====== INFORMATION SUPPLIED ======

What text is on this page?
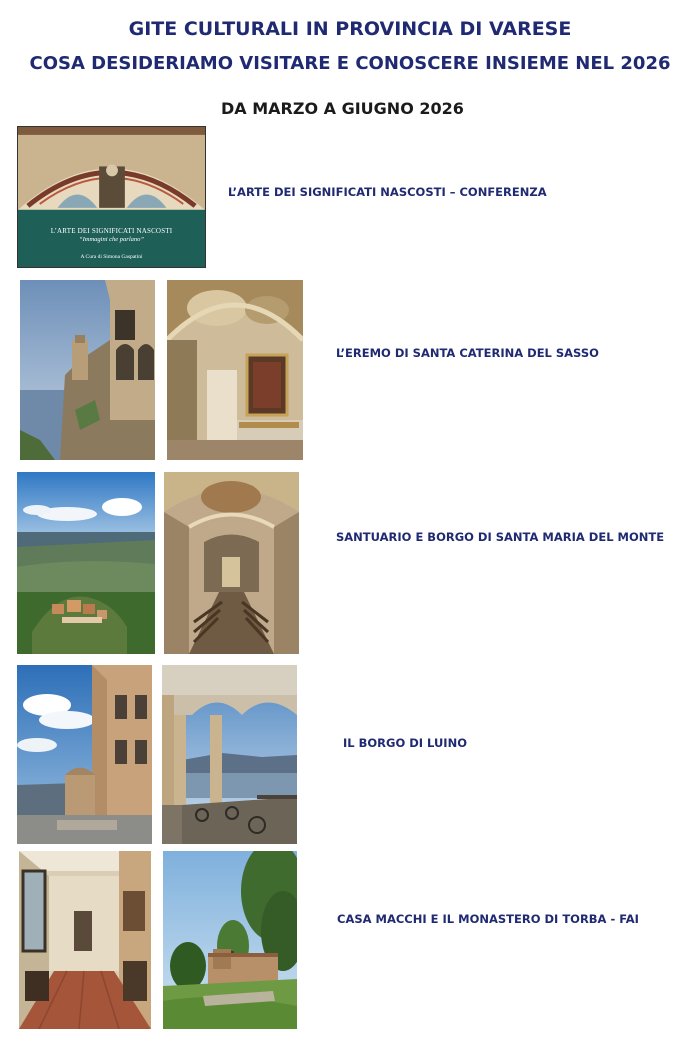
GITE CULTURALI IN PROVINCIA DI VARESE
COSA DESIDERIAMO VISITARE E CONOSCERE INSIEME NEL 2026

DA MARZO A GIUGNO 2026

L’ARTE DEI SIGNIFICATI NASCOSTI
“Immagini che parlano”
A Cura di Simona Gaspatini
L’ARTE DEI SIGNIFICATI NASCOSTI – CONFERENZA
L’EREMO DI SANTA CATERINA DEL SASSO
SANTUARIO E BORGO DI SANTA MARIA DEL MONTE
IL BORGO DI LUINO
CASA MACCHI E IL MONASTERO DI TORBA - FAI
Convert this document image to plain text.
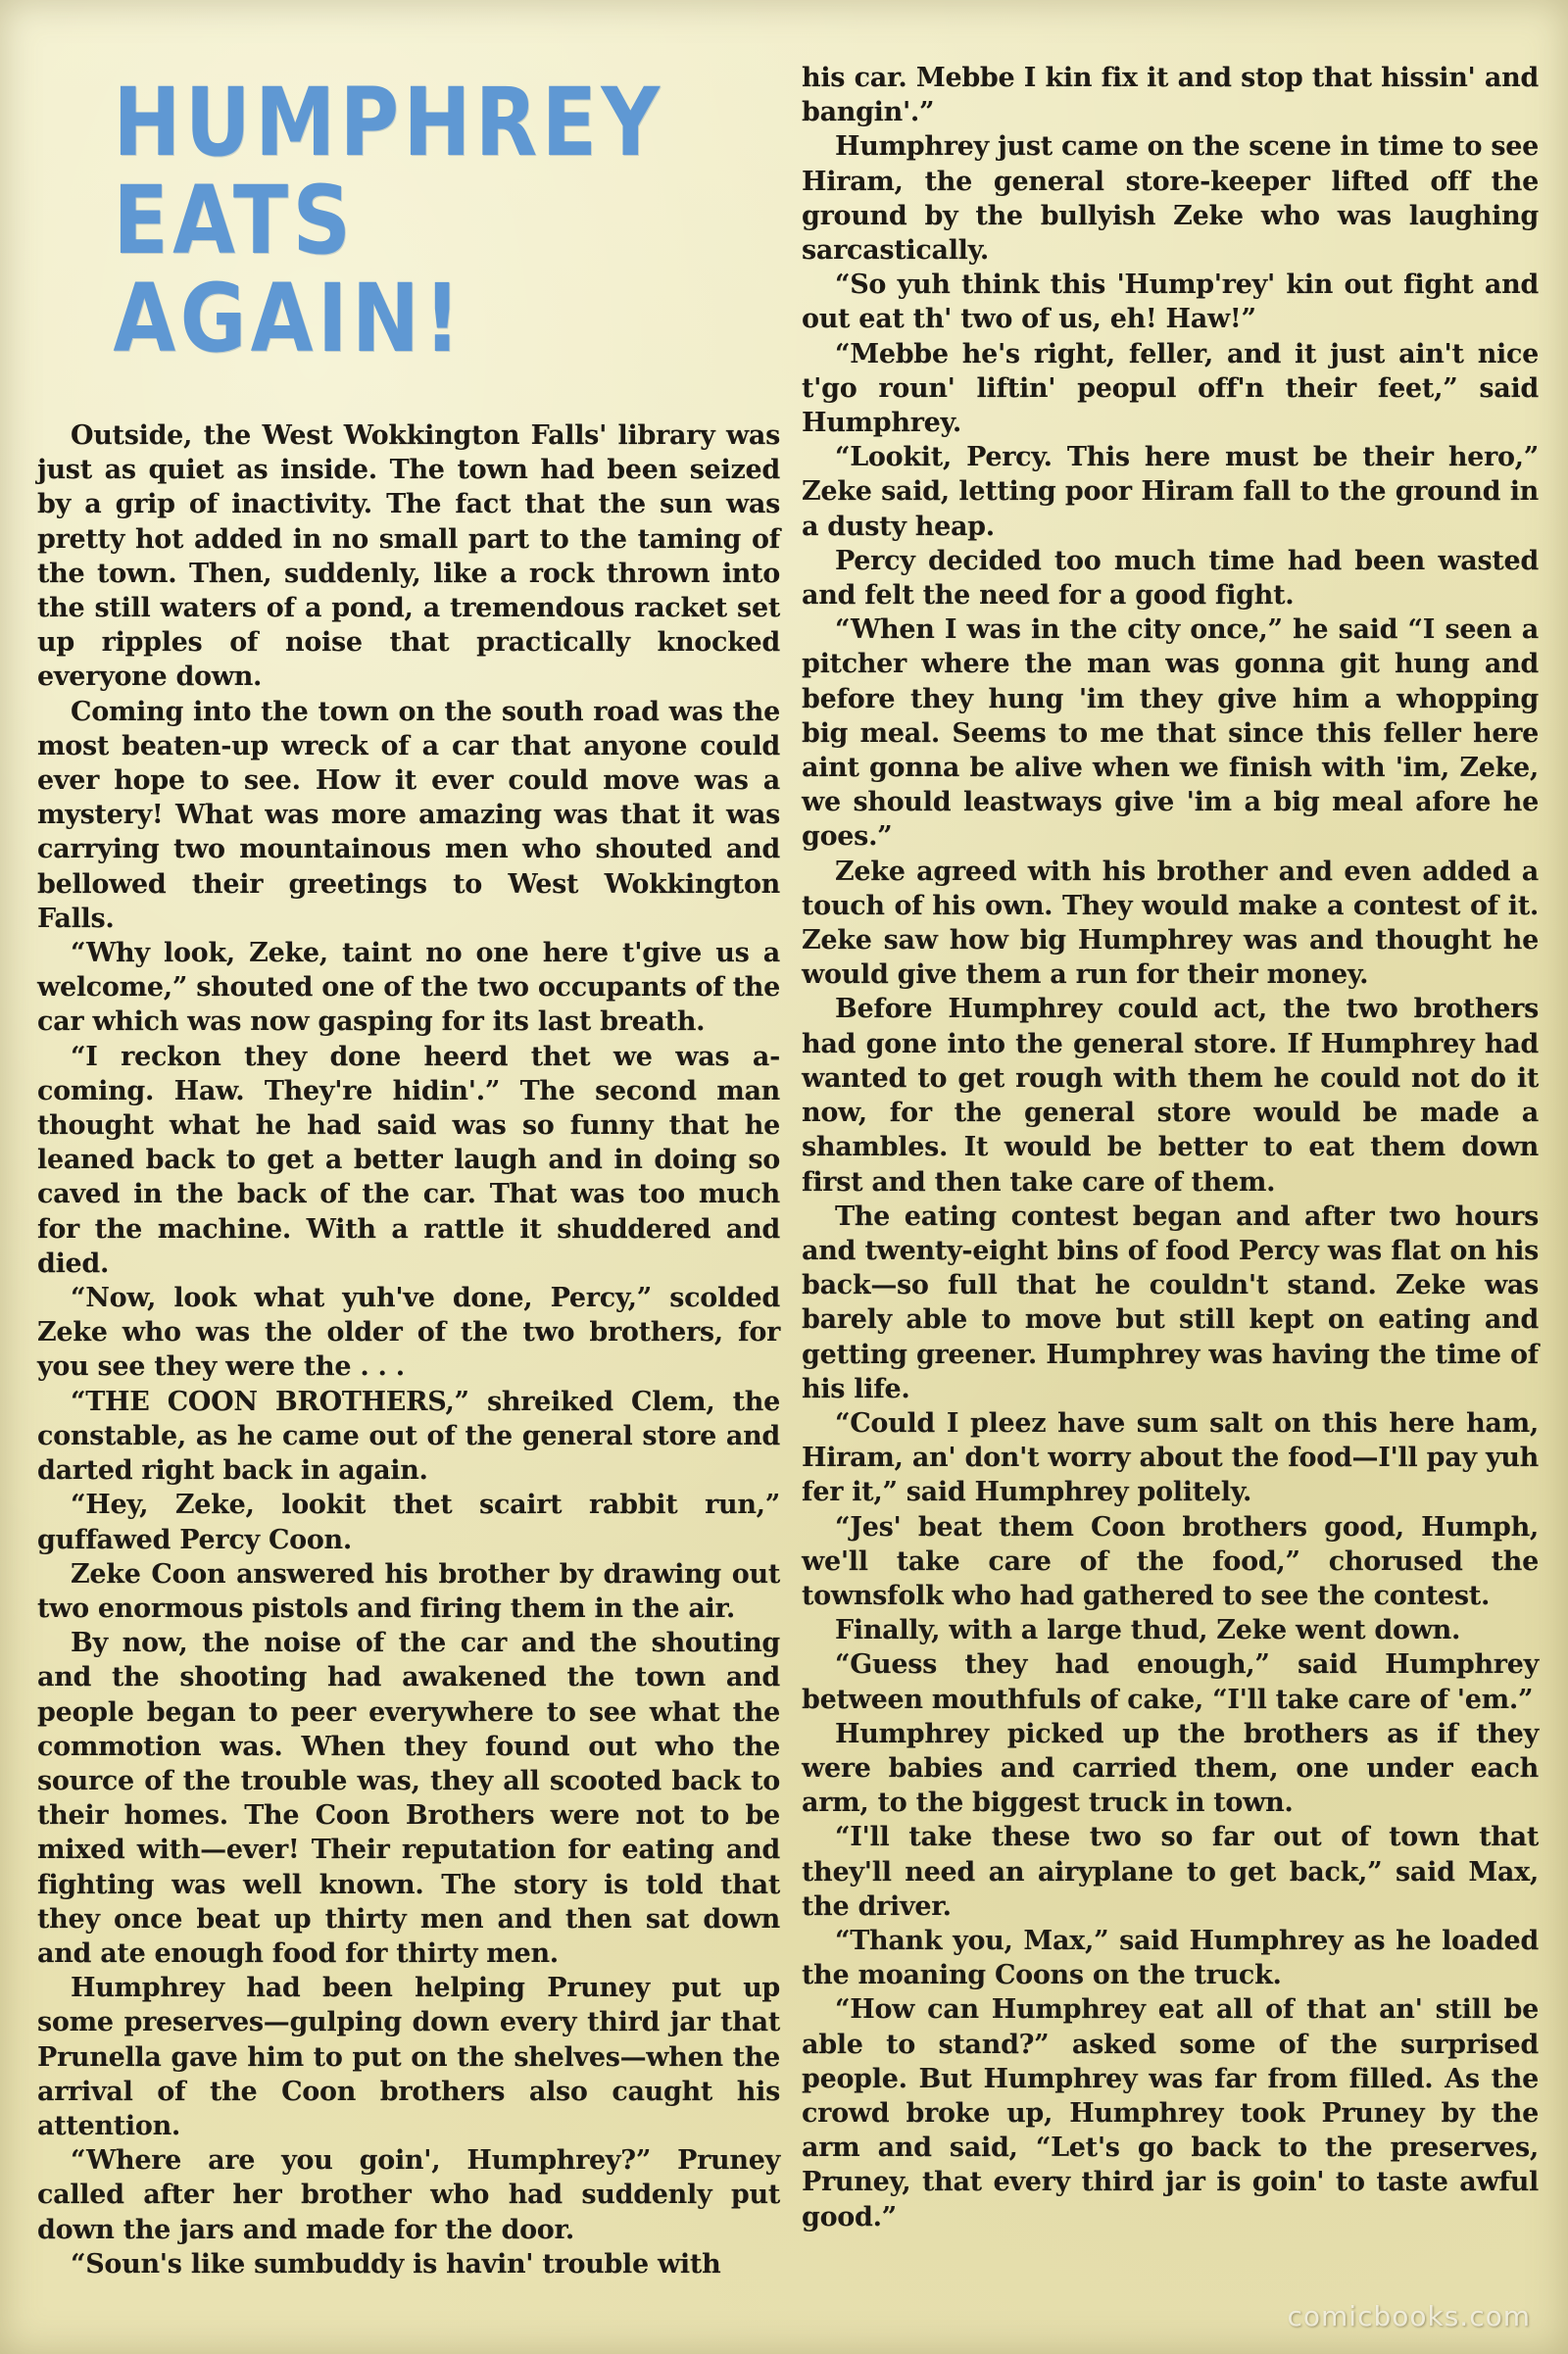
HUMPHREY
EATS AGAIN!

Outside, the West Wokkington Falls' library was just as quiet as inside. The town had been seized by a grip of inactivity. The fact that the sun was pretty hot added in no small part to the taming of the town. Then, suddenly, like a rock thrown into the still waters of a pond, a tremendous racket set up ripples of noise that practically knocked everyone down.

Coming into the town on the south road was the most beaten-up wreck of a car that anyone could ever hope to see. How it ever could move was a mystery! What was more amazing was that it was carrying two mountainous men who shouted and bellowed their greetings to West Wokkington Falls.

“Why look, Zeke, taint no one here t'give us a welcome,” shouted one of the two occupants of the car which was now gasping for its last breath.

“I reckon they done heerd thet we was a-coming. Haw. They're hidin'.” The second man thought what he had said was so funny that he leaned back to get a better laugh and in doing so caved in the back of the car. That was too much for the machine. With a rattle it shuddered and died.

“Now, look what yuh've done, Percy,” scolded Zeke who was the older of the two brothers, for you see they were the . . .

“THE COON BROTHERS,” shreiked Clem, the constable, as he came out of the general store and darted right back in again.

“Hey, Zeke, lookit thet scairt rabbit run,” guffawed Percy Coon.

Zeke Coon answered his brother by drawing out two enormous pistols and firing them in the air.

By now, the noise of the car and the shouting and the shooting had awakened the town and people began to peer everywhere to see what the commotion was. When they found out who the source of the trouble was, they all scooted back to their homes. The Coon Brothers were not to be mixed with—ever! Their reputation for eating and fighting was well known. The story is told that they once beat up thirty men and then sat down and ate enough food for thirty men.

Humphrey had been helping Pruney put up some preserves—gulping down every third jar that Prunella gave him to put on the shelves—when the arrival of the Coon brothers also caught his attention.

“Where are you goin', Humphrey?” Pruney called after her brother who had suddenly put down the jars and made for the door.

“Soun's like sumbuddy is havin' trouble with

his car. Mebbe I kin fix it and stop that hissin' and bangin'.”

Humphrey just came on the scene in time to see Hiram, the general store-keeper lifted off the ground by the bullyish Zeke who was laughing sarcastically.

“So yuh think this 'Hump'rey' kin out fight and out eat th' two of us, eh! Haw!”

“Mebbe he's right, feller, and it just ain't nice t'go roun' liftin' peopul off'n their feet,” said Humphrey.

“Lookit, Percy. This here must be their hero,” Zeke said, letting poor Hiram fall to the ground in a dusty heap.

Percy decided too much time had been wasted and felt the need for a good fight.

“When I was in the city once,” he said “I seen a pitcher where the man was gonna git hung and before they hung 'im they give him a whopping big meal. Seems to me that since this feller here aint gonna be alive when we finish with 'im, Zeke, we should leastways give 'im a big meal afore he goes.”

Zeke agreed with his brother and even added a touch of his own. They would make a contest of it. Zeke saw how big Humphrey was and thought he would give them a run for their money.

Before Humphrey could act, the two brothers had gone into the general store. If Humphrey had wanted to get rough with them he could not do it now, for the general store would be made a shambles. It would be better to eat them down first and then take care of them.

The eating contest began and after two hours and twenty-eight bins of food Percy was flat on his back—so full that he couldn't stand. Zeke was barely able to move but still kept on eating and getting greener. Humphrey was having the time of his life.

“Could I pleez have sum salt on this here ham, Hiram, an' don't worry about the food—I'll pay yuh fer it,” said Humphrey politely.

“Jes' beat them Coon brothers good, Humph, we'll take care of the food,” chorused the townsfolk who had gathered to see the contest.

Finally, with a large thud, Zeke went down.

“Guess they had enough,” said Humphrey between mouthfuls of cake, “I'll take care of 'em.”

Humphrey picked up the brothers as if they were babies and carried them, one under each arm, to the biggest truck in town.

“I'll take these two so far out of town that they'll need an airyplane to get back,” said Max, the driver.

“Thank you, Max,” said Humphrey as he loaded the moaning Coons on the truck.

“How can Humphrey eat all of that an' still be able to stand?” asked some of the surprised people. But Humphrey was far from filled. As the crowd broke up, Humphrey took Pruney by the arm and said, “Let's go back to the preserves, Pruney, that every third jar is goin' to taste awful good.”

comicbooks.com
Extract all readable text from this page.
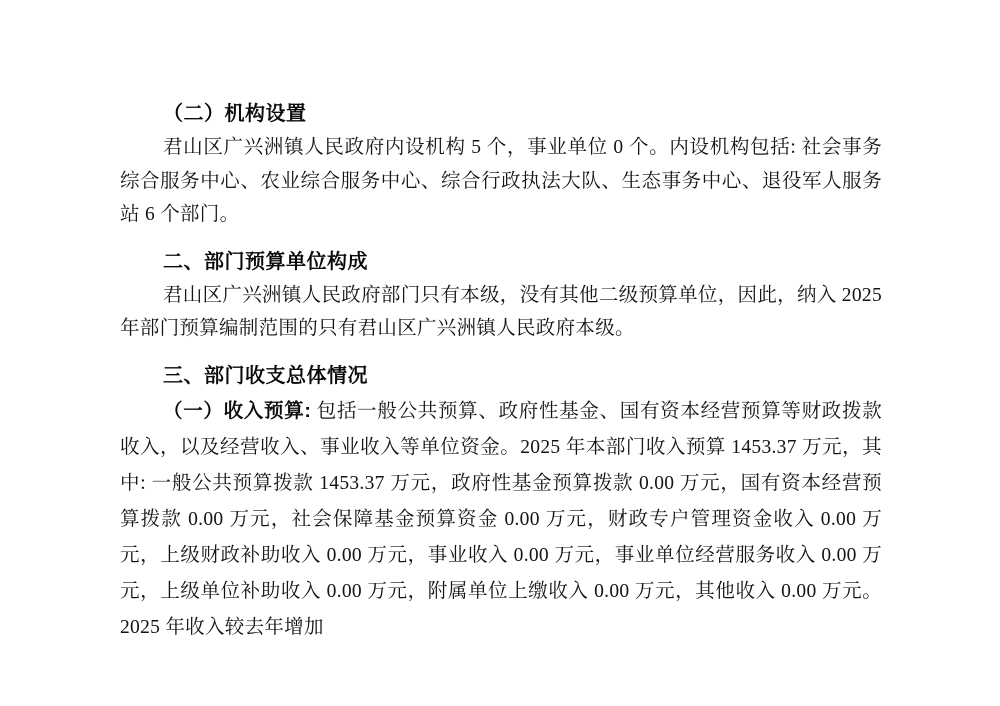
（二）机构设置

君山区广兴洲镇人民政府内设机构 5 个，事业单位 0 个。内设机构包括: 社会事务综合服务中心、农业综合服务中心、综合行政执法大队、生态事务中心、退役军人服务站 6 个部门。

二、部门预算单位构成

君山区广兴洲镇人民政府部门只有本级，没有其他二级预算单位，因此，纳入 2025 年部门预算编制范围的只有君山区广兴洲镇人民政府本级。

三、部门收支总体情况

（一）收入预算: 包括一般公共预算、政府性基金、国有资本经营预算等财政拨款收入，以及经营收入、事业收入等单位资金。2025 年本部门收入预算 1453.37 万元，其中: 一般公共预算拨款 1453.37 万元，政府性基金预算拨款 0.00 万元，国有资本经营预算拨款 0.00 万元，社会保障基金预算资金 0.00 万元，财政专户管理资金收入 0.00 万元，上级财政补助收入 0.00 万元，事业收入 0.00 万元，事业单位经营服务收入 0.00 万元，上级单位补助收入 0.00 万元，附属单位上缴收入 0.00 万元，其他收入 0.00 万元。2025 年收入较去年增加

======

_DIRECTIVE_: Extract every line of the records above that contains the word "shouted".

_FINAL RESULT_:
Coming into the town on the south road was the most beaten-up wreck of a car that anyone could ever hope to see. How it ever could move was a mystery! What was more amazing was that it was carrying two mountainous men who shouted and bellowed their greetings to West Wokkington Falls.
“Why look, Zeke, taint no one here t'give us a welcome,” shouted one of the two occupants of the car which was now gasping for its last breath.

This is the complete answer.